▶ PROBLEM DESCRIPTION
Retype all material exactly. Pictures stay out of the copy.

▶ EXTRACTED DATA
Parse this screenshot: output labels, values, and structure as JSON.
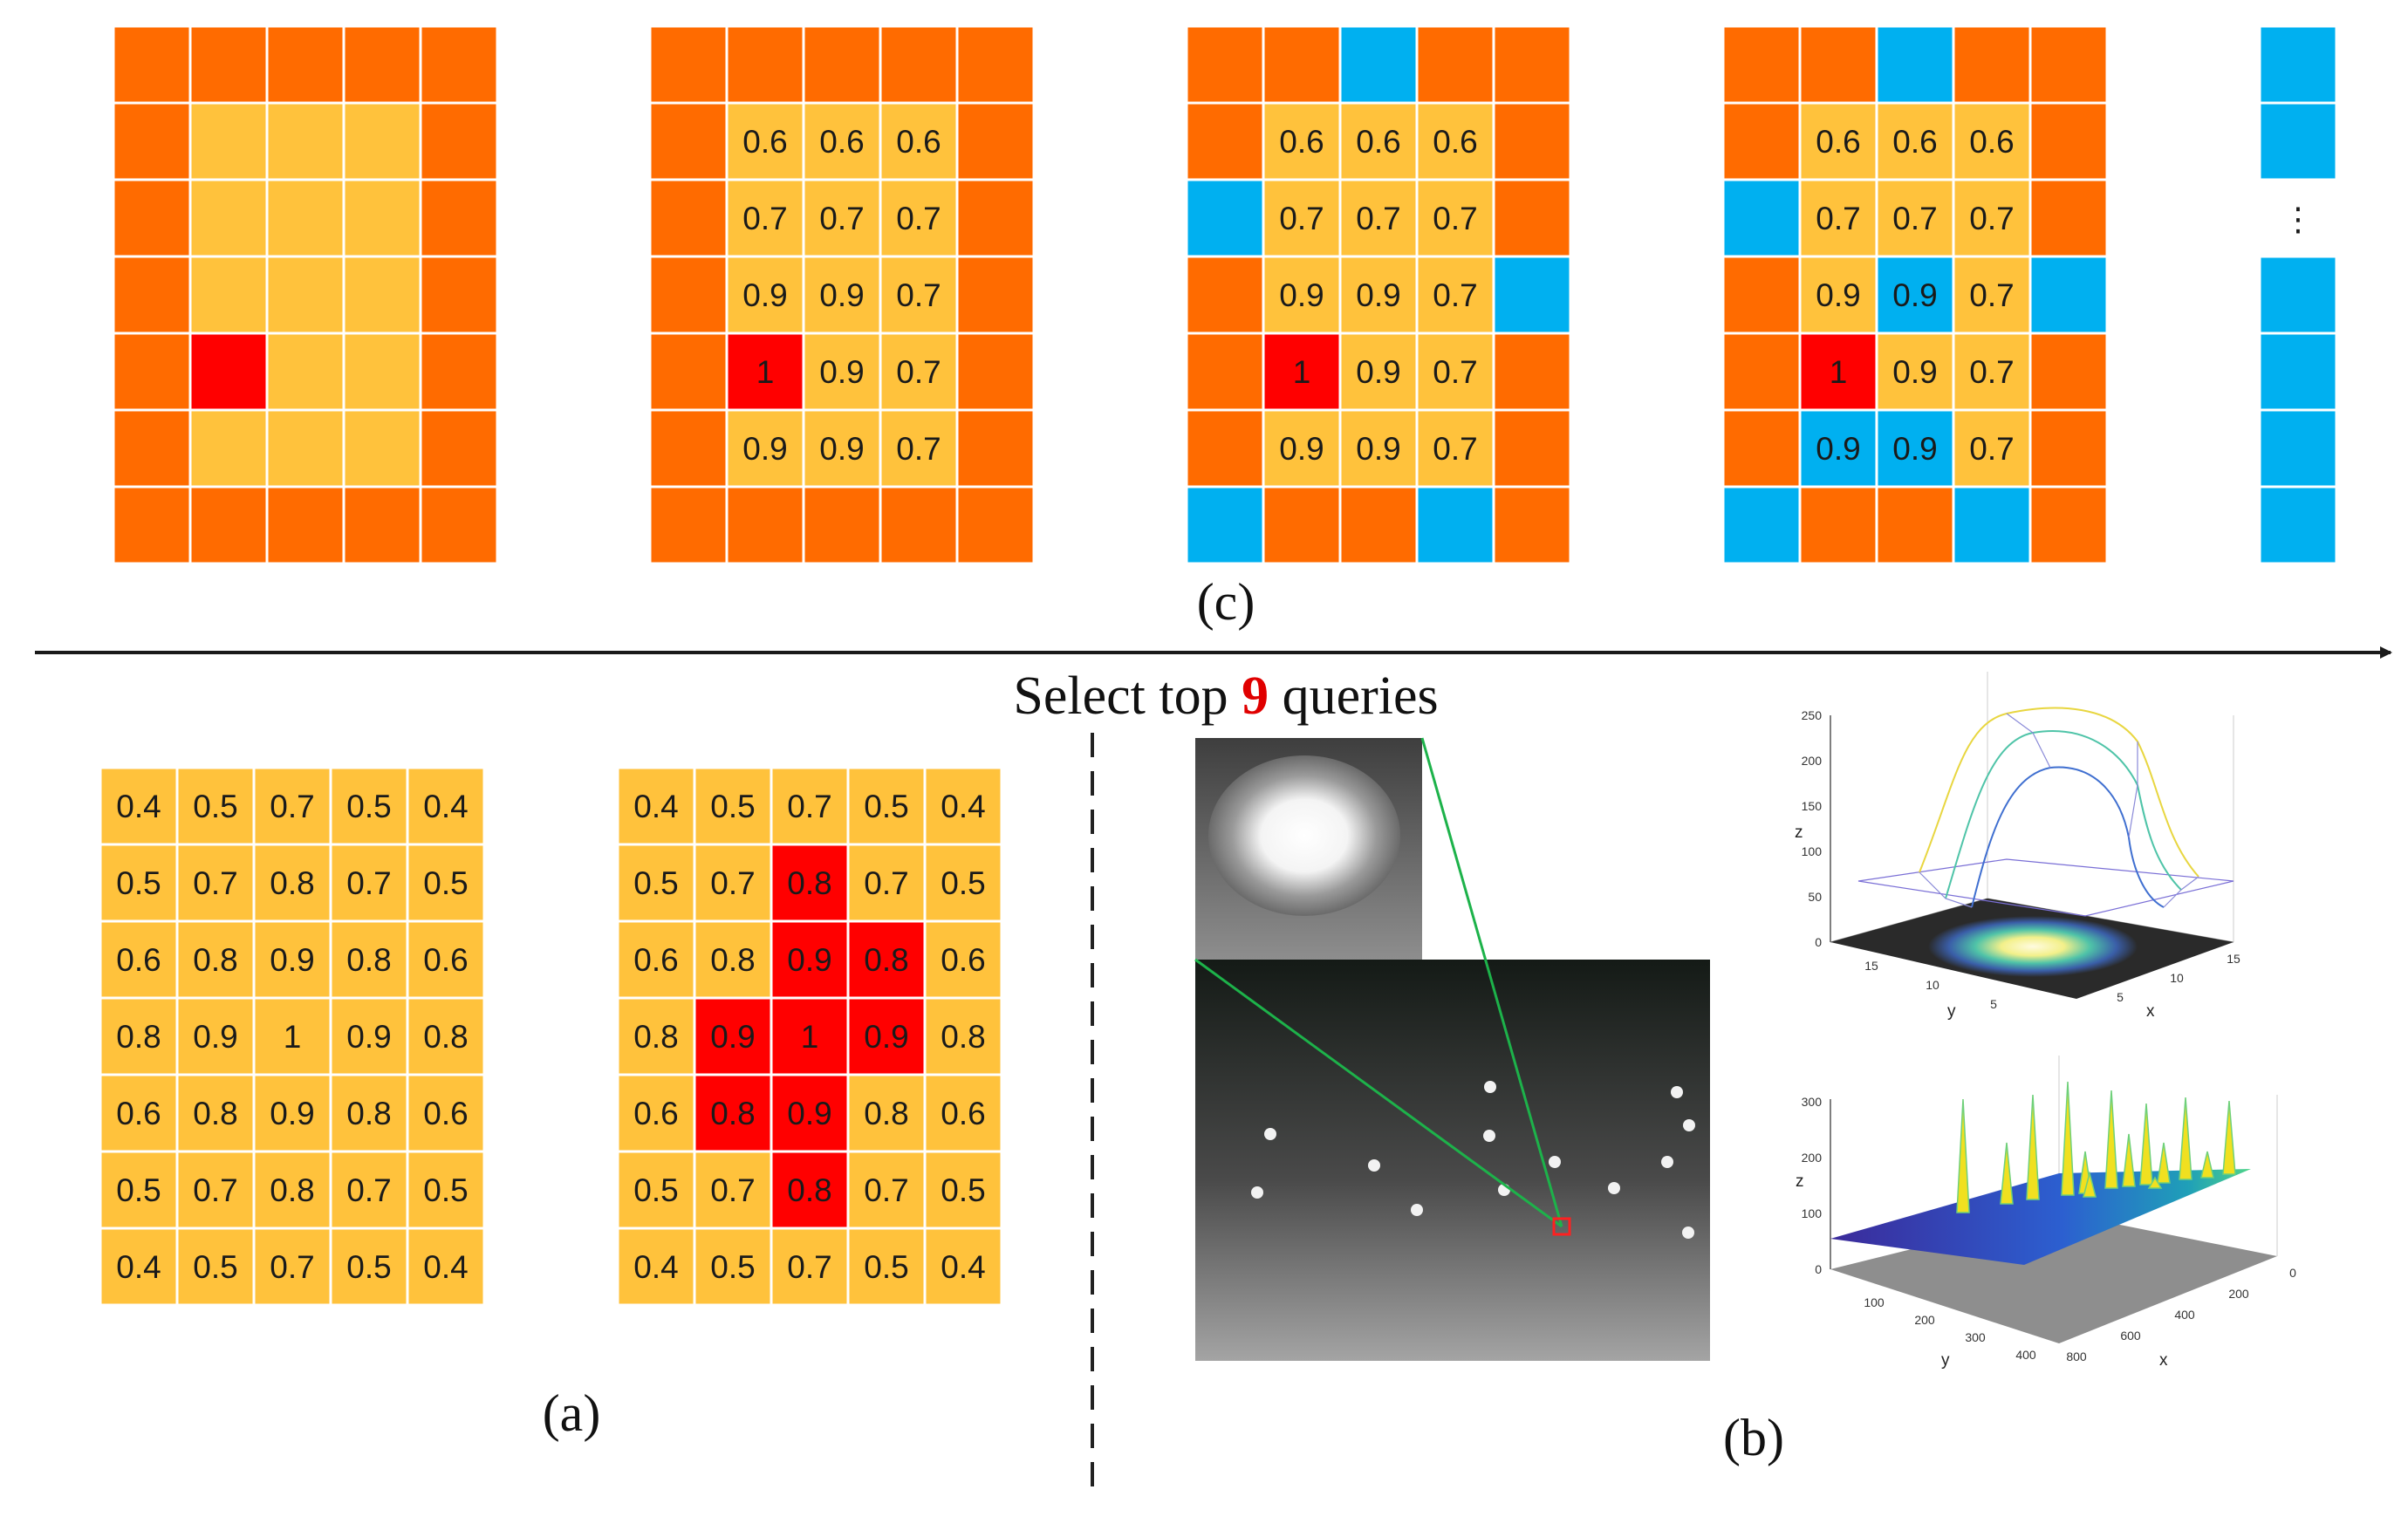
{
  "title": {
    "select_prefix": "Select top ",
    "select_number": "9",
    "select_suffix": " queries"
  },
  "captions": {
    "a": "(a)",
    "b": "(b)",
    "c": "(c)"
  },
  "colors": {
    "orange": "#FF6B00",
    "yellow": "#FFC23C",
    "red": "#FF0000",
    "blue": "#00B0F0",
    "highlight_text": "#E00000"
  },
  "grid_a": {
    "values": [
      [
        "0.4",
        "0.5",
        "0.7",
        "0.5",
        "0.4"
      ],
      [
        "0.5",
        "0.7",
        "0.8",
        "0.7",
        "0.5"
      ],
      [
        "0.6",
        "0.8",
        "0.9",
        "0.8",
        "0.6"
      ],
      [
        "0.8",
        "0.9",
        "1",
        "0.9",
        "0.8"
      ],
      [
        "0.6",
        "0.8",
        "0.9",
        "0.8",
        "0.6"
      ],
      [
        "0.5",
        "0.7",
        "0.8",
        "0.7",
        "0.5"
      ],
      [
        "0.4",
        "0.5",
        "0.7",
        "0.5",
        "0.4"
      ]
    ],
    "red_cells_second": [
      [
        1,
        2
      ],
      [
        2,
        2
      ],
      [
        2,
        3
      ],
      [
        3,
        1
      ],
      [
        3,
        2
      ],
      [
        3,
        3
      ],
      [
        4,
        1
      ],
      [
        4,
        2
      ],
      [
        5,
        2
      ]
    ]
  },
  "grid_c": {
    "inner_values": [
      [
        "0.6",
        "0.6",
        "0.6"
      ],
      [
        "0.7",
        "0.7",
        "0.7"
      ],
      [
        "0.9",
        "0.9",
        "0.7"
      ],
      [
        "1",
        "0.9",
        "0.7"
      ],
      [
        "0.9",
        "0.9",
        "0.7"
      ]
    ],
    "red_cell": [
      4,
      1
    ],
    "blue_cells_third": [
      [
        0,
        2
      ],
      [
        2,
        0
      ],
      [
        3,
        4
      ],
      [
        6,
        0
      ],
      [
        6,
        3
      ]
    ],
    "blue_cells_fourth": [
      [
        0,
        2
      ],
      [
        2,
        0
      ],
      [
        3,
        4
      ],
      [
        6,
        0
      ],
      [
        6,
        3
      ],
      [
        3,
        2
      ],
      [
        5,
        1
      ],
      [
        5,
        2
      ]
    ],
    "column_ellipsis": "⋮"
  },
  "plot_top": {
    "z_ticks": [
      "0",
      "50",
      "100",
      "150",
      "200",
      "250"
    ],
    "y_ticks": [
      "15",
      "10",
      "5"
    ],
    "x_ticks": [
      "5",
      "10",
      "15"
    ],
    "x_label": "x",
    "y_label": "y",
    "z_label": "z"
  },
  "plot_bottom": {
    "z_ticks": [
      "0",
      "100",
      "200",
      "300"
    ],
    "y_ticks": [
      "100",
      "200",
      "300",
      "400"
    ],
    "x_ticks": [
      "800",
      "600",
      "400",
      "200",
      "0"
    ],
    "x_label": "x",
    "y_label": "y",
    "z_label": "z"
  }
}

▶ COMPLETED EXERCISE
Parse this screenshot: output labels, values, and structure as JSON.
{
  "title": {
    "select_prefix": "Select top ",
    "select_number": "9",
    "select_suffix": " queries"
  },
  "captions": {
    "a": "(a)",
    "b": "(b)",
    "c": "(c)"
  },
  "colors": {
    "orange": "#FF6B00",
    "yellow": "#FFC23C",
    "red": "#FF0000",
    "blue": "#00B0F0",
    "highlight_text": "#E00000"
  },
  "grid_a": {
    "values": [
      [
        "0.4",
        "0.5",
        "0.7",
        "0.5",
        "0.4"
      ],
      [
        "0.5",
        "0.7",
        "0.8",
        "0.7",
        "0.5"
      ],
      [
        "0.6",
        "0.8",
        "0.9",
        "0.8",
        "0.6"
      ],
      [
        "0.8",
        "0.9",
        "1",
        "0.9",
        "0.8"
      ],
      [
        "0.6",
        "0.8",
        "0.9",
        "0.8",
        "0.6"
      ],
      [
        "0.5",
        "0.7",
        "0.8",
        "0.7",
        "0.5"
      ],
      [
        "0.4",
        "0.5",
        "0.7",
        "0.5",
        "0.4"
      ]
    ],
    "red_cells_second": [
      [
        1,
        2
      ],
      [
        2,
        2
      ],
      [
        2,
        3
      ],
      [
        3,
        1
      ],
      [
        3,
        2
      ],
      [
        3,
        3
      ],
      [
        4,
        1
      ],
      [
        4,
        2
      ],
      [
        5,
        2
      ]
    ]
  },
  "grid_c": {
    "inner_values": [
      [
        "0.6",
        "0.6",
        "0.6"
      ],
      [
        "0.7",
        "0.7",
        "0.7"
      ],
      [
        "0.9",
        "0.9",
        "0.7"
      ],
      [
        "1",
        "0.9",
        "0.7"
      ],
      [
        "0.9",
        "0.9",
        "0.7"
      ]
    ],
    "red_cell": [
      4,
      1
    ],
    "blue_cells_third": [
      [
        0,
        2
      ],
      [
        2,
        0
      ],
      [
        3,
        4
      ],
      [
        6,
        0
      ],
      [
        6,
        3
      ]
    ],
    "blue_cells_fourth": [
      [
        0,
        2
      ],
      [
        2,
        0
      ],
      [
        3,
        4
      ],
      [
        6,
        0
      ],
      [
        6,
        3
      ],
      [
        3,
        2
      ],
      [
        5,
        1
      ],
      [
        5,
        2
      ]
    ],
    "column_ellipsis": "⋮"
  },
  "plot_top": {
    "z_ticks": [
      "0",
      "50",
      "100",
      "150",
      "200",
      "250"
    ],
    "y_ticks": [
      "15",
      "10",
      "5"
    ],
    "x_ticks": [
      "5",
      "10",
      "15"
    ],
    "x_label": "x",
    "y_label": "y",
    "z_label": "z"
  },
  "plot_bottom": {
    "z_ticks": [
      "0",
      "100",
      "200",
      "300"
    ],
    "y_ticks": [
      "100",
      "200",
      "300",
      "400"
    ],
    "x_ticks": [
      "800",
      "600",
      "400",
      "200",
      "0"
    ],
    "x_label": "x",
    "y_label": "y",
    "z_label": "z"
  }
}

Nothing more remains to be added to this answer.